Figure record listings:
------------------------------

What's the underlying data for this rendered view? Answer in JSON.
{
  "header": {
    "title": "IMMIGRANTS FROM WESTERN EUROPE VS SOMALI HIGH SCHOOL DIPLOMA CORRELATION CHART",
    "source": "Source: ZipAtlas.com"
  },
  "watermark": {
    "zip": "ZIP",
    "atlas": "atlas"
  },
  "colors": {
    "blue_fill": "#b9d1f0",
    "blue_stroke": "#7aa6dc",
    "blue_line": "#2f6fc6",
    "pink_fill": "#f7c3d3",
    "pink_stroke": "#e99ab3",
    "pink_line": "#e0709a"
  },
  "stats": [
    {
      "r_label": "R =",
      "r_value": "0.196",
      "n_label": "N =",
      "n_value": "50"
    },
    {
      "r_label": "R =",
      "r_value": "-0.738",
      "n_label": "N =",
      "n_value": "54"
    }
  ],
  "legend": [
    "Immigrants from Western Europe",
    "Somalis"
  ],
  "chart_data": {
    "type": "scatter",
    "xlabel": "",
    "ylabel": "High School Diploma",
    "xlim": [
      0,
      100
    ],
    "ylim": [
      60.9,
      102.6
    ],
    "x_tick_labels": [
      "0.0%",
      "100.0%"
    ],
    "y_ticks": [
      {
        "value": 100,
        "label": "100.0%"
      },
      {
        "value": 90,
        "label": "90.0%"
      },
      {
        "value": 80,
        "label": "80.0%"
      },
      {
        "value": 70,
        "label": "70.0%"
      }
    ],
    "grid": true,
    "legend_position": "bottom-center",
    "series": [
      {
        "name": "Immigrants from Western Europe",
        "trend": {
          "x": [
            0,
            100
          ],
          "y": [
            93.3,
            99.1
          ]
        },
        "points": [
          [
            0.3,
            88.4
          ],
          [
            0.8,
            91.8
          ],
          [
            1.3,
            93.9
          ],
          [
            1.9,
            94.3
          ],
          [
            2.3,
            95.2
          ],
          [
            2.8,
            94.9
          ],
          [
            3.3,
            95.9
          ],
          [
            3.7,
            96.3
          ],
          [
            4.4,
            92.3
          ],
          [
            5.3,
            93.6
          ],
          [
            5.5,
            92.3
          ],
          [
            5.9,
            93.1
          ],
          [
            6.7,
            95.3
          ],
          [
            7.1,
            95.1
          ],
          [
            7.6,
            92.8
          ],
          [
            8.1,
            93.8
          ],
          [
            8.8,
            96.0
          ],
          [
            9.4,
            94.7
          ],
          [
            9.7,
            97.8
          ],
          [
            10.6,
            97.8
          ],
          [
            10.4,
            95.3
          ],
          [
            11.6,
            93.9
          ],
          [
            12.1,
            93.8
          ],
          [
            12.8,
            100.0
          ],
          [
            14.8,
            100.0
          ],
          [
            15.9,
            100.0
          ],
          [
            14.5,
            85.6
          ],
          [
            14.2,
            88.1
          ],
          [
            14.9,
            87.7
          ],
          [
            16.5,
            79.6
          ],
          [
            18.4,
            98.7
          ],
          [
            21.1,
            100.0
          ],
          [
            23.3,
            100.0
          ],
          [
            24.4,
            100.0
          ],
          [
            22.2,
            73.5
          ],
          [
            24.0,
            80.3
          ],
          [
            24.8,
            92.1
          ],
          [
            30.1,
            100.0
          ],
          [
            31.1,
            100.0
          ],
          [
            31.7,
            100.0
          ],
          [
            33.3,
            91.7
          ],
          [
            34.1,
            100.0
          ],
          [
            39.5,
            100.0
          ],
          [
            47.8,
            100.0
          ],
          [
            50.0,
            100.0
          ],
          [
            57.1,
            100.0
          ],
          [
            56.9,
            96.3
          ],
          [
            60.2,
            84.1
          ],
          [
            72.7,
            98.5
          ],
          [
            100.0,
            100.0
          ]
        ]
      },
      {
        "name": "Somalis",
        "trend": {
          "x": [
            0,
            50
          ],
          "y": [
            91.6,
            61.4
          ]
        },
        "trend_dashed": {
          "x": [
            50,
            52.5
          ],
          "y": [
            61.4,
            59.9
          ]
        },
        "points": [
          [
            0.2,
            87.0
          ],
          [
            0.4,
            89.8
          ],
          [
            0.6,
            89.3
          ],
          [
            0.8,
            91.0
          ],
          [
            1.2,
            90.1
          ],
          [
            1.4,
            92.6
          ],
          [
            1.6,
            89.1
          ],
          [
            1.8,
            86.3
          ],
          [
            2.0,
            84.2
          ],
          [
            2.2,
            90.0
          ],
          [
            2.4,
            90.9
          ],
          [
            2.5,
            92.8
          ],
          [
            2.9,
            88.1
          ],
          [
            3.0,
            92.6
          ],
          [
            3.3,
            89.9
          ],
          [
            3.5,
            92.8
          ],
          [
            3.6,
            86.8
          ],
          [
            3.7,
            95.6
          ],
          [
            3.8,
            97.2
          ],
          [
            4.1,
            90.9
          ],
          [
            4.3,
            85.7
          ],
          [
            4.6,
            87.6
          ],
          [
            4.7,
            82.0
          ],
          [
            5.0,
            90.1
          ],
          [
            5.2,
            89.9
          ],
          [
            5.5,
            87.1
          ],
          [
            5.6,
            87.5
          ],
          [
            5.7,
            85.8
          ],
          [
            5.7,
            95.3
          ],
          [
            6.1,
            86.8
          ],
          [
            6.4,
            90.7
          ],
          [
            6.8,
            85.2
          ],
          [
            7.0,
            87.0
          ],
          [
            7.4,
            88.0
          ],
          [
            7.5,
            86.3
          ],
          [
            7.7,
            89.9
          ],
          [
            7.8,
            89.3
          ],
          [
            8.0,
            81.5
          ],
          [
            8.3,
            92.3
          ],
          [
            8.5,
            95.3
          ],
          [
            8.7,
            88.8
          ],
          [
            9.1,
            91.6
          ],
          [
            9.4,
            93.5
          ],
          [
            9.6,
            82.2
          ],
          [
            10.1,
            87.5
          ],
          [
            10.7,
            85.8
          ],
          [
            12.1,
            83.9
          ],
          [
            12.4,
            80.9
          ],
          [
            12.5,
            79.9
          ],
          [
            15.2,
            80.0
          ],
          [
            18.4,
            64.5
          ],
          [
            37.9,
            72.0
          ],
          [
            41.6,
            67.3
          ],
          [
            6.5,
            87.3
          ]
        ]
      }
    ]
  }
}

------------------------------

▶ **Direction**:
Print all of the entries exactly as they are written.

▶ **Finished exercise**:
What's the underlying data for this rendered view? Answer in JSON.
{
  "header": {
    "title": "IMMIGRANTS FROM WESTERN EUROPE VS SOMALI HIGH SCHOOL DIPLOMA CORRELATION CHART",
    "source": "Source: ZipAtlas.com"
  },
  "watermark": {
    "zip": "ZIP",
    "atlas": "atlas"
  },
  "colors": {
    "blue_fill": "#b9d1f0",
    "blue_stroke": "#7aa6dc",
    "blue_line": "#2f6fc6",
    "pink_fill": "#f7c3d3",
    "pink_stroke": "#e99ab3",
    "pink_line": "#e0709a"
  },
  "stats": [
    {
      "r_label": "R =",
      "r_value": "0.196",
      "n_label": "N =",
      "n_value": "50"
    },
    {
      "r_label": "R =",
      "r_value": "-0.738",
      "n_label": "N =",
      "n_value": "54"
    }
  ],
  "legend": [
    "Immigrants from Western Europe",
    "Somalis"
  ],
  "chart_data": {
    "type": "scatter",
    "xlabel": "",
    "ylabel": "High School Diploma",
    "xlim": [
      0,
      100
    ],
    "ylim": [
      60.9,
      102.6
    ],
    "x_tick_labels": [
      "0.0%",
      "100.0%"
    ],
    "y_ticks": [
      {
        "value": 100,
        "label": "100.0%"
      },
      {
        "value": 90,
        "label": "90.0%"
      },
      {
        "value": 80,
        "label": "80.0%"
      },
      {
        "value": 70,
        "label": "70.0%"
      }
    ],
    "grid": true,
    "legend_position": "bottom-center",
    "series": [
      {
        "name": "Immigrants from Western Europe",
        "trend": {
          "x": [
            0,
            100
          ],
          "y": [
            93.3,
            99.1
          ]
        },
        "points": [
          [
            0.3,
            88.4
          ],
          [
            0.8,
            91.8
          ],
          [
            1.3,
            93.9
          ],
          [
            1.9,
            94.3
          ],
          [
            2.3,
            95.2
          ],
          [
            2.8,
            94.9
          ],
          [
            3.3,
            95.9
          ],
          [
            3.7,
            96.3
          ],
          [
            4.4,
            92.3
          ],
          [
            5.3,
            93.6
          ],
          [
            5.5,
            92.3
          ],
          [
            5.9,
            93.1
          ],
          [
            6.7,
            95.3
          ],
          [
            7.1,
            95.1
          ],
          [
            7.6,
            92.8
          ],
          [
            8.1,
            93.8
          ],
          [
            8.8,
            96.0
          ],
          [
            9.4,
            94.7
          ],
          [
            9.7,
            97.8
          ],
          [
            10.6,
            97.8
          ],
          [
            10.4,
            95.3
          ],
          [
            11.6,
            93.9
          ],
          [
            12.1,
            93.8
          ],
          [
            12.8,
            100.0
          ],
          [
            14.8,
            100.0
          ],
          [
            15.9,
            100.0
          ],
          [
            14.5,
            85.6
          ],
          [
            14.2,
            88.1
          ],
          [
            14.9,
            87.7
          ],
          [
            16.5,
            79.6
          ],
          [
            18.4,
            98.7
          ],
          [
            21.1,
            100.0
          ],
          [
            23.3,
            100.0
          ],
          [
            24.4,
            100.0
          ],
          [
            22.2,
            73.5
          ],
          [
            24.0,
            80.3
          ],
          [
            24.8,
            92.1
          ],
          [
            30.1,
            100.0
          ],
          [
            31.1,
            100.0
          ],
          [
            31.7,
            100.0
          ],
          [
            33.3,
            91.7
          ],
          [
            34.1,
            100.0
          ],
          [
            39.5,
            100.0
          ],
          [
            47.8,
            100.0
          ],
          [
            50.0,
            100.0
          ],
          [
            57.1,
            100.0
          ],
          [
            56.9,
            96.3
          ],
          [
            60.2,
            84.1
          ],
          [
            72.7,
            98.5
          ],
          [
            100.0,
            100.0
          ]
        ]
      },
      {
        "name": "Somalis",
        "trend": {
          "x": [
            0,
            50
          ],
          "y": [
            91.6,
            61.4
          ]
        },
        "trend_dashed": {
          "x": [
            50,
            52.5
          ],
          "y": [
            61.4,
            59.9
          ]
        },
        "points": [
          [
            0.2,
            87.0
          ],
          [
            0.4,
            89.8
          ],
          [
            0.6,
            89.3
          ],
          [
            0.8,
            91.0
          ],
          [
            1.2,
            90.1
          ],
          [
            1.4,
            92.6
          ],
          [
            1.6,
            89.1
          ],
          [
            1.8,
            86.3
          ],
          [
            2.0,
            84.2
          ],
          [
            2.2,
            90.0
          ],
          [
            2.4,
            90.9
          ],
          [
            2.5,
            92.8
          ],
          [
            2.9,
            88.1
          ],
          [
            3.0,
            92.6
          ],
          [
            3.3,
            89.9
          ],
          [
            3.5,
            92.8
          ],
          [
            3.6,
            86.8
          ],
          [
            3.7,
            95.6
          ],
          [
            3.8,
            97.2
          ],
          [
            4.1,
            90.9
          ],
          [
            4.3,
            85.7
          ],
          [
            4.6,
            87.6
          ],
          [
            4.7,
            82.0
          ],
          [
            5.0,
            90.1
          ],
          [
            5.2,
            89.9
          ],
          [
            5.5,
            87.1
          ],
          [
            5.6,
            87.5
          ],
          [
            5.7,
            85.8
          ],
          [
            5.7,
            95.3
          ],
          [
            6.1,
            86.8
          ],
          [
            6.4,
            90.7
          ],
          [
            6.8,
            85.2
          ],
          [
            7.0,
            87.0
          ],
          [
            7.4,
            88.0
          ],
          [
            7.5,
            86.3
          ],
          [
            7.7,
            89.9
          ],
          [
            7.8,
            89.3
          ],
          [
            8.0,
            81.5
          ],
          [
            8.3,
            92.3
          ],
          [
            8.5,
            95.3
          ],
          [
            8.7,
            88.8
          ],
          [
            9.1,
            91.6
          ],
          [
            9.4,
            93.5
          ],
          [
            9.6,
            82.2
          ],
          [
            10.1,
            87.5
          ],
          [
            10.7,
            85.8
          ],
          [
            12.1,
            83.9
          ],
          [
            12.4,
            80.9
          ],
          [
            12.5,
            79.9
          ],
          [
            15.2,
            80.0
          ],
          [
            18.4,
            64.5
          ],
          [
            37.9,
            72.0
          ],
          [
            41.6,
            67.3
          ],
          [
            6.5,
            87.3
          ]
        ]
      }
    ]
  }
}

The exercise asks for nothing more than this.